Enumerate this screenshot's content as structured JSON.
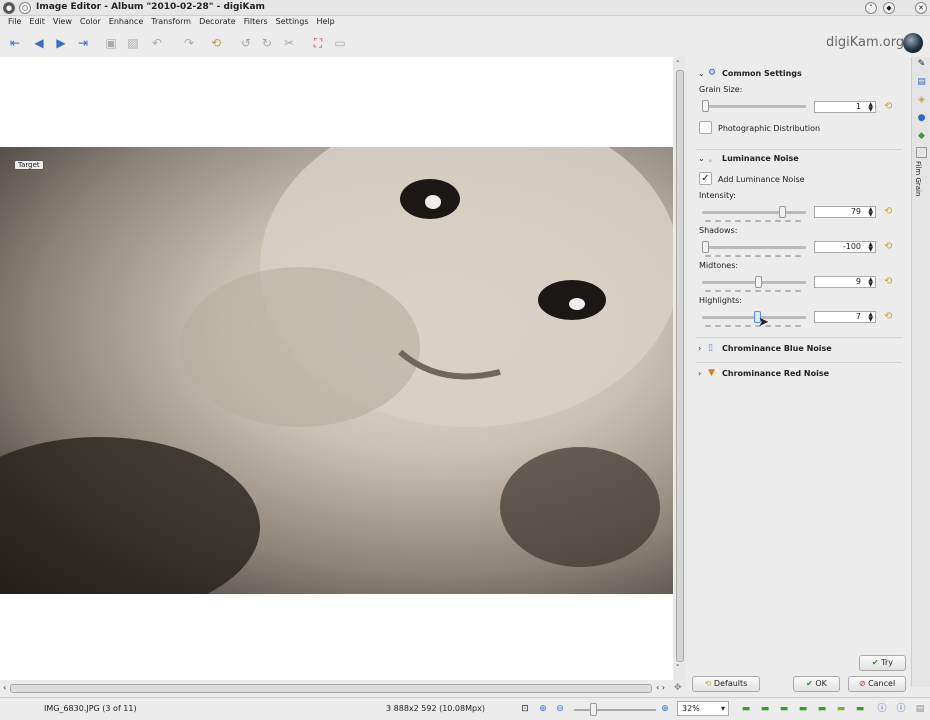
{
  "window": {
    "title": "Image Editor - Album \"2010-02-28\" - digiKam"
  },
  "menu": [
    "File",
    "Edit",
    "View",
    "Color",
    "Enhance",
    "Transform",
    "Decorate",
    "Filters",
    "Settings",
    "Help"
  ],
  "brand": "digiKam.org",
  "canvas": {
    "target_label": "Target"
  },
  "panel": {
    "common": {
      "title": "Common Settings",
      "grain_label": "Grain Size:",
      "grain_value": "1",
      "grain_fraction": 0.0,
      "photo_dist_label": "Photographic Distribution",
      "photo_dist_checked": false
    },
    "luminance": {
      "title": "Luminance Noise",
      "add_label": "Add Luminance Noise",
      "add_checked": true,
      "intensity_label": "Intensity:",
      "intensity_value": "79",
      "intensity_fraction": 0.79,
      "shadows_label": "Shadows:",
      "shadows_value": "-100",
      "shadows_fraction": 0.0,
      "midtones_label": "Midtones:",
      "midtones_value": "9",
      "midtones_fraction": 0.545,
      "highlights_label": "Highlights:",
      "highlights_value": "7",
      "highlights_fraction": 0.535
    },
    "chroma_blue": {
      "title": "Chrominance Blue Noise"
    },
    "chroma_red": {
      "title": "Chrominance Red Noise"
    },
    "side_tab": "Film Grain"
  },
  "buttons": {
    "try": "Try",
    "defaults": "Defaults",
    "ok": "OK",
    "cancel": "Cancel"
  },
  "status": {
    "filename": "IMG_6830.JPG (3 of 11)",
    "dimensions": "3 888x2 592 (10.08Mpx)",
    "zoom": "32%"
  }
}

┄┄┄┄┄┄┄┄┄┄┄┄┄┄┄┄┄┄┄┄

EXERCISE REQUIREMENTS
Repeat each record exactly as shown above, dropping all images.

WORKED ANSWER
Enumerate this screenshot's content as structured JSON.
{
  "window": {
    "title": "Image Editor - Album \"2010-02-28\" - digiKam"
  },
  "menu": [
    "File",
    "Edit",
    "View",
    "Color",
    "Enhance",
    "Transform",
    "Decorate",
    "Filters",
    "Settings",
    "Help"
  ],
  "brand": "digiKam.org",
  "canvas": {
    "target_label": "Target"
  },
  "panel": {
    "common": {
      "title": "Common Settings",
      "grain_label": "Grain Size:",
      "grain_value": "1",
      "grain_fraction": 0.0,
      "photo_dist_label": "Photographic Distribution",
      "photo_dist_checked": false
    },
    "luminance": {
      "title": "Luminance Noise",
      "add_label": "Add Luminance Noise",
      "add_checked": true,
      "intensity_label": "Intensity:",
      "intensity_value": "79",
      "intensity_fraction": 0.79,
      "shadows_label": "Shadows:",
      "shadows_value": "-100",
      "shadows_fraction": 0.0,
      "midtones_label": "Midtones:",
      "midtones_value": "9",
      "midtones_fraction": 0.545,
      "highlights_label": "Highlights:",
      "highlights_value": "7",
      "highlights_fraction": 0.535
    },
    "chroma_blue": {
      "title": "Chrominance Blue Noise"
    },
    "chroma_red": {
      "title": "Chrominance Red Noise"
    },
    "side_tab": "Film Grain"
  },
  "buttons": {
    "try": "Try",
    "defaults": "Defaults",
    "ok": "OK",
    "cancel": "Cancel"
  },
  "status": {
    "filename": "IMG_6830.JPG (3 of 11)",
    "dimensions": "3 888x2 592 (10.08Mpx)",
    "zoom": "32%"
  }
}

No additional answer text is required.